[Task to complete]: Tally the lines that hold the string "source", and reply with the count alone.

-- Start of Supplied records --

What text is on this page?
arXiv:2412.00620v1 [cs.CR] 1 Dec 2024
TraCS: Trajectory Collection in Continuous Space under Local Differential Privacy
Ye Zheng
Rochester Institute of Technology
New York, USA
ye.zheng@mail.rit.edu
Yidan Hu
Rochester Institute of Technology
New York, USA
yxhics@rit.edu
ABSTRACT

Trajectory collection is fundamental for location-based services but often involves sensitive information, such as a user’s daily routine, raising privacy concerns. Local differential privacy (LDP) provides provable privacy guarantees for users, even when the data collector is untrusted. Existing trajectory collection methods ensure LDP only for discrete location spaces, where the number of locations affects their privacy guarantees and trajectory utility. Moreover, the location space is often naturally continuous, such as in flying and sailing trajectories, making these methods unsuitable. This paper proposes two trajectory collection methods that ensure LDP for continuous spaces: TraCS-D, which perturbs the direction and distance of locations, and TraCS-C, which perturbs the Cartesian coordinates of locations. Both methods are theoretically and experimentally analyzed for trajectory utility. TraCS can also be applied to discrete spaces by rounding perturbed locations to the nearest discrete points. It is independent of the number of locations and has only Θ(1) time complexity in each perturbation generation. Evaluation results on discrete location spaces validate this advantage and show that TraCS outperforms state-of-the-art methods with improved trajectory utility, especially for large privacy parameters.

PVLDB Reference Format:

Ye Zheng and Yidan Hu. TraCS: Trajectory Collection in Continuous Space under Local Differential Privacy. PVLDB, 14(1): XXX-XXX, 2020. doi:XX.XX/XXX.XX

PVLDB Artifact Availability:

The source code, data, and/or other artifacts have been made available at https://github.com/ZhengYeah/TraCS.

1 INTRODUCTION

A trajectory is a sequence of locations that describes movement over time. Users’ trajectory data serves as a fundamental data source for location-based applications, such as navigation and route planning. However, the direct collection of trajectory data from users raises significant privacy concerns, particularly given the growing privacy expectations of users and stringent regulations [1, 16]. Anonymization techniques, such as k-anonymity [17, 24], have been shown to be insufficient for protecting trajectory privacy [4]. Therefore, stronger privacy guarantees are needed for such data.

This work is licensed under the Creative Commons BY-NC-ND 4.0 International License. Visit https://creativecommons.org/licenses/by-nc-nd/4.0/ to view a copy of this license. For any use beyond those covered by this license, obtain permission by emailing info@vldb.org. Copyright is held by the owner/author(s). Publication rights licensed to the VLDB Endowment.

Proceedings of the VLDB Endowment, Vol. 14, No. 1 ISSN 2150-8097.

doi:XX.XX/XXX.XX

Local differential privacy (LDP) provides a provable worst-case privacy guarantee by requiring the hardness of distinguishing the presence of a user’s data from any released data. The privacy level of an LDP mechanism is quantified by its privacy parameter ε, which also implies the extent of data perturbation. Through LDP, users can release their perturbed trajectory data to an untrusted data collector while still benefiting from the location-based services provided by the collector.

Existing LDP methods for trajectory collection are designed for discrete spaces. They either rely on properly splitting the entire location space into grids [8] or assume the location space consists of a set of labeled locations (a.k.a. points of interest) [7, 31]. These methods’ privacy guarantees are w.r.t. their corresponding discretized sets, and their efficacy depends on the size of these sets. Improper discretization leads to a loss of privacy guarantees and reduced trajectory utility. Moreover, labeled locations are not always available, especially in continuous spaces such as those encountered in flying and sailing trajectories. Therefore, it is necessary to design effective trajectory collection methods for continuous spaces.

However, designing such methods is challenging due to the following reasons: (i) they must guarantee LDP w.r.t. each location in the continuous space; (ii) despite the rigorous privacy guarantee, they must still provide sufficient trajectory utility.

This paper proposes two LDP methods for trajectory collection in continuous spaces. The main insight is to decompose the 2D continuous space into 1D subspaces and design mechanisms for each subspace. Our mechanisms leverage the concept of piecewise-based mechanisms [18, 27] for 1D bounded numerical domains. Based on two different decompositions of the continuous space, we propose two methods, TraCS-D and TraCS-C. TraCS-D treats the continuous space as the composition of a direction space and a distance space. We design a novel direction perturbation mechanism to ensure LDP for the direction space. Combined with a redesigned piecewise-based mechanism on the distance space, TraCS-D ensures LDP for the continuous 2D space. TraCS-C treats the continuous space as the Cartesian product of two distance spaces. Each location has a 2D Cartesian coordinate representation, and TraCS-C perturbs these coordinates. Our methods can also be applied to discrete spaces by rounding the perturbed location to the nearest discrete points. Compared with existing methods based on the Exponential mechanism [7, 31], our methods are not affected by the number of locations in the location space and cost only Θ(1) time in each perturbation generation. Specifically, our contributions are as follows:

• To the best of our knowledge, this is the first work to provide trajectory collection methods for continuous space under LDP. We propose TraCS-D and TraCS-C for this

-- End of Supplied records --

[Solution for this problem]: 2